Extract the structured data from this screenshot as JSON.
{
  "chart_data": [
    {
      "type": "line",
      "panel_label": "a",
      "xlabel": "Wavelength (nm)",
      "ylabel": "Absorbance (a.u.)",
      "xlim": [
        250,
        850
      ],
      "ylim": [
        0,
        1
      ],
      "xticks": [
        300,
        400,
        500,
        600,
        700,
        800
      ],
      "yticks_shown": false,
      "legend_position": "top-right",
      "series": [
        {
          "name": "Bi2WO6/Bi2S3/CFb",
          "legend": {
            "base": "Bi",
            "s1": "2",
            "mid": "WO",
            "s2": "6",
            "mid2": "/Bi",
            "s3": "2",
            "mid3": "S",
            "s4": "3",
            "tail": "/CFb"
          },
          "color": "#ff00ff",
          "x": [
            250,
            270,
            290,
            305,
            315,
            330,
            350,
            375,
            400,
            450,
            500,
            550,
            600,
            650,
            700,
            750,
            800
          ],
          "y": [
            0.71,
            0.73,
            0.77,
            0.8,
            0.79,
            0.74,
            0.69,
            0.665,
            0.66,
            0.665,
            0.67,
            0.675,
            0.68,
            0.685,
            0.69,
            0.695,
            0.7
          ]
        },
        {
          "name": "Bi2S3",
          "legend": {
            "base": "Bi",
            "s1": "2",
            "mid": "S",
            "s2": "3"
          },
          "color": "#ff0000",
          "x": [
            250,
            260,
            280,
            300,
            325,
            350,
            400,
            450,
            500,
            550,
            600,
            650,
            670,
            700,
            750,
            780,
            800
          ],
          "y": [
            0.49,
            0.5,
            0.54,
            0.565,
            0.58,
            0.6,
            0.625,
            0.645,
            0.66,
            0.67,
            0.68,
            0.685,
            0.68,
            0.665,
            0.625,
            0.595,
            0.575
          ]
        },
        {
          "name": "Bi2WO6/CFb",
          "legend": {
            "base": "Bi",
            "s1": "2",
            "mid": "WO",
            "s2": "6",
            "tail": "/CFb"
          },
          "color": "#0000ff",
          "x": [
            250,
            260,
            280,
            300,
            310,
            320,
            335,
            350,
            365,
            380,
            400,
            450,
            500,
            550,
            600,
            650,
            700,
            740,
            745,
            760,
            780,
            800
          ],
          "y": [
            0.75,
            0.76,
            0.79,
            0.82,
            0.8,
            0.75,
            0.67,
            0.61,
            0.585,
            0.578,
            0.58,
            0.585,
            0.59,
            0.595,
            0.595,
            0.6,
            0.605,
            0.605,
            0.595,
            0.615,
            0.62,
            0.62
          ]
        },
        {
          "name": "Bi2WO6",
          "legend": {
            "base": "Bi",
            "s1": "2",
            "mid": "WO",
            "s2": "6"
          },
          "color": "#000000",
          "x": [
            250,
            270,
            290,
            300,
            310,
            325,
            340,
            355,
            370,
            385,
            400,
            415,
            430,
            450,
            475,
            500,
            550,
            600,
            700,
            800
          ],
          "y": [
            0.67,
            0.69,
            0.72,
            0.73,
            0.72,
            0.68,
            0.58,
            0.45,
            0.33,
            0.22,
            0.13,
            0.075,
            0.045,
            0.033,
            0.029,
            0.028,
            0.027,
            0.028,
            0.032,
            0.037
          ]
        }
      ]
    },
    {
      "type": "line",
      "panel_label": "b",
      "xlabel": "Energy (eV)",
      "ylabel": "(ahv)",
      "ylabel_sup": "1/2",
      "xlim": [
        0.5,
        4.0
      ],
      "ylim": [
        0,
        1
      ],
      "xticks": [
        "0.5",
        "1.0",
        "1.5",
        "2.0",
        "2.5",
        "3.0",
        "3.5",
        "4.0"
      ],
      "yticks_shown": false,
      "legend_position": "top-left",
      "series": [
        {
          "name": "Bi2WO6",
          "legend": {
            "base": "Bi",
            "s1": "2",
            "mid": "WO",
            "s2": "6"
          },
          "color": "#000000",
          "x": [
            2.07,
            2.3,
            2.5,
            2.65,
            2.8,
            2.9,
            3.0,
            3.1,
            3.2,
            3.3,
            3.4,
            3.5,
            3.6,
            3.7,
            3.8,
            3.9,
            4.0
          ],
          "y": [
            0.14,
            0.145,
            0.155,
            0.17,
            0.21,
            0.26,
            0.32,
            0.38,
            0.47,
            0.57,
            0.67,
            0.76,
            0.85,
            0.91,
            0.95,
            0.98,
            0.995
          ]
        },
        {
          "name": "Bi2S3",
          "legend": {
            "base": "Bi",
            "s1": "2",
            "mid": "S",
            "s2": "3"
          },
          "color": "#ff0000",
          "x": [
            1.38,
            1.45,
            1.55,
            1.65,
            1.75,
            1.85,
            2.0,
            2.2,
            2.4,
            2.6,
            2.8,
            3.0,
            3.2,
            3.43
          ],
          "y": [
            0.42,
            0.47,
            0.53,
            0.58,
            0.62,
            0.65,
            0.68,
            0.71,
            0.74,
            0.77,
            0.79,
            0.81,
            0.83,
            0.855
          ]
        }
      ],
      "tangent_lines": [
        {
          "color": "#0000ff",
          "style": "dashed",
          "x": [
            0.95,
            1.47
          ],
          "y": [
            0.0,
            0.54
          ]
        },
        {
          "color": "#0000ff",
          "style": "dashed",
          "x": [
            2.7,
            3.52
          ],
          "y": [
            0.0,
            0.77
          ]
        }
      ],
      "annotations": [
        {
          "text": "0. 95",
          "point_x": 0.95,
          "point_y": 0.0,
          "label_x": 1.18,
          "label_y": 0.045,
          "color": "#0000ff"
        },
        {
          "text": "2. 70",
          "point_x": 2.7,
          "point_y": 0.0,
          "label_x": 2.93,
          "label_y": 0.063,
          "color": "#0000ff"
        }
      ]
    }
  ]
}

* Challenge
Reproduce all of the material above word for word.

* Task answer
Extract the structured data from this screenshot as JSON.
{
  "chart_data": [
    {
      "type": "line",
      "panel_label": "a",
      "xlabel": "Wavelength (nm)",
      "ylabel": "Absorbance (a.u.)",
      "xlim": [
        250,
        850
      ],
      "ylim": [
        0,
        1
      ],
      "xticks": [
        300,
        400,
        500,
        600,
        700,
        800
      ],
      "yticks_shown": false,
      "legend_position": "top-right",
      "series": [
        {
          "name": "Bi2WO6/Bi2S3/CFb",
          "legend": {
            "base": "Bi",
            "s1": "2",
            "mid": "WO",
            "s2": "6",
            "mid2": "/Bi",
            "s3": "2",
            "mid3": "S",
            "s4": "3",
            "tail": "/CFb"
          },
          "color": "#ff00ff",
          "x": [
            250,
            270,
            290,
            305,
            315,
            330,
            350,
            375,
            400,
            450,
            500,
            550,
            600,
            650,
            700,
            750,
            800
          ],
          "y": [
            0.71,
            0.73,
            0.77,
            0.8,
            0.79,
            0.74,
            0.69,
            0.665,
            0.66,
            0.665,
            0.67,
            0.675,
            0.68,
            0.685,
            0.69,
            0.695,
            0.7
          ]
        },
        {
          "name": "Bi2S3",
          "legend": {
            "base": "Bi",
            "s1": "2",
            "mid": "S",
            "s2": "3"
          },
          "color": "#ff0000",
          "x": [
            250,
            260,
            280,
            300,
            325,
            350,
            400,
            450,
            500,
            550,
            600,
            650,
            670,
            700,
            750,
            780,
            800
          ],
          "y": [
            0.49,
            0.5,
            0.54,
            0.565,
            0.58,
            0.6,
            0.625,
            0.645,
            0.66,
            0.67,
            0.68,
            0.685,
            0.68,
            0.665,
            0.625,
            0.595,
            0.575
          ]
        },
        {
          "name": "Bi2WO6/CFb",
          "legend": {
            "base": "Bi",
            "s1": "2",
            "mid": "WO",
            "s2": "6",
            "tail": "/CFb"
          },
          "color": "#0000ff",
          "x": [
            250,
            260,
            280,
            300,
            310,
            320,
            335,
            350,
            365,
            380,
            400,
            450,
            500,
            550,
            600,
            650,
            700,
            740,
            745,
            760,
            780,
            800
          ],
          "y": [
            0.75,
            0.76,
            0.79,
            0.82,
            0.8,
            0.75,
            0.67,
            0.61,
            0.585,
            0.578,
            0.58,
            0.585,
            0.59,
            0.595,
            0.595,
            0.6,
            0.605,
            0.605,
            0.595,
            0.615,
            0.62,
            0.62
          ]
        },
        {
          "name": "Bi2WO6",
          "legend": {
            "base": "Bi",
            "s1": "2",
            "mid": "WO",
            "s2": "6"
          },
          "color": "#000000",
          "x": [
            250,
            270,
            290,
            300,
            310,
            325,
            340,
            355,
            370,
            385,
            400,
            415,
            430,
            450,
            475,
            500,
            550,
            600,
            700,
            800
          ],
          "y": [
            0.67,
            0.69,
            0.72,
            0.73,
            0.72,
            0.68,
            0.58,
            0.45,
            0.33,
            0.22,
            0.13,
            0.075,
            0.045,
            0.033,
            0.029,
            0.028,
            0.027,
            0.028,
            0.032,
            0.037
          ]
        }
      ]
    },
    {
      "type": "line",
      "panel_label": "b",
      "xlabel": "Energy (eV)",
      "ylabel": "(ahv)",
      "ylabel_sup": "1/2",
      "xlim": [
        0.5,
        4.0
      ],
      "ylim": [
        0,
        1
      ],
      "xticks": [
        "0.5",
        "1.0",
        "1.5",
        "2.0",
        "2.5",
        "3.0",
        "3.5",
        "4.0"
      ],
      "yticks_shown": false,
      "legend_position": "top-left",
      "series": [
        {
          "name": "Bi2WO6",
          "legend": {
            "base": "Bi",
            "s1": "2",
            "mid": "WO",
            "s2": "6"
          },
          "color": "#000000",
          "x": [
            2.07,
            2.3,
            2.5,
            2.65,
            2.8,
            2.9,
            3.0,
            3.1,
            3.2,
            3.3,
            3.4,
            3.5,
            3.6,
            3.7,
            3.8,
            3.9,
            4.0
          ],
          "y": [
            0.14,
            0.145,
            0.155,
            0.17,
            0.21,
            0.26,
            0.32,
            0.38,
            0.47,
            0.57,
            0.67,
            0.76,
            0.85,
            0.91,
            0.95,
            0.98,
            0.995
          ]
        },
        {
          "name": "Bi2S3",
          "legend": {
            "base": "Bi",
            "s1": "2",
            "mid": "S",
            "s2": "3"
          },
          "color": "#ff0000",
          "x": [
            1.38,
            1.45,
            1.55,
            1.65,
            1.75,
            1.85,
            2.0,
            2.2,
            2.4,
            2.6,
            2.8,
            3.0,
            3.2,
            3.43
          ],
          "y": [
            0.42,
            0.47,
            0.53,
            0.58,
            0.62,
            0.65,
            0.68,
            0.71,
            0.74,
            0.77,
            0.79,
            0.81,
            0.83,
            0.855
          ]
        }
      ],
      "tangent_lines": [
        {
          "color": "#0000ff",
          "style": "dashed",
          "x": [
            0.95,
            1.47
          ],
          "y": [
            0.0,
            0.54
          ]
        },
        {
          "color": "#0000ff",
          "style": "dashed",
          "x": [
            2.7,
            3.52
          ],
          "y": [
            0.0,
            0.77
          ]
        }
      ],
      "annotations": [
        {
          "text": "0. 95",
          "point_x": 0.95,
          "point_y": 0.0,
          "label_x": 1.18,
          "label_y": 0.045,
          "color": "#0000ff"
        },
        {
          "text": "2. 70",
          "point_x": 2.7,
          "point_y": 0.0,
          "label_x": 2.93,
          "label_y": 0.063,
          "color": "#0000ff"
        }
      ]
    }
  ]
}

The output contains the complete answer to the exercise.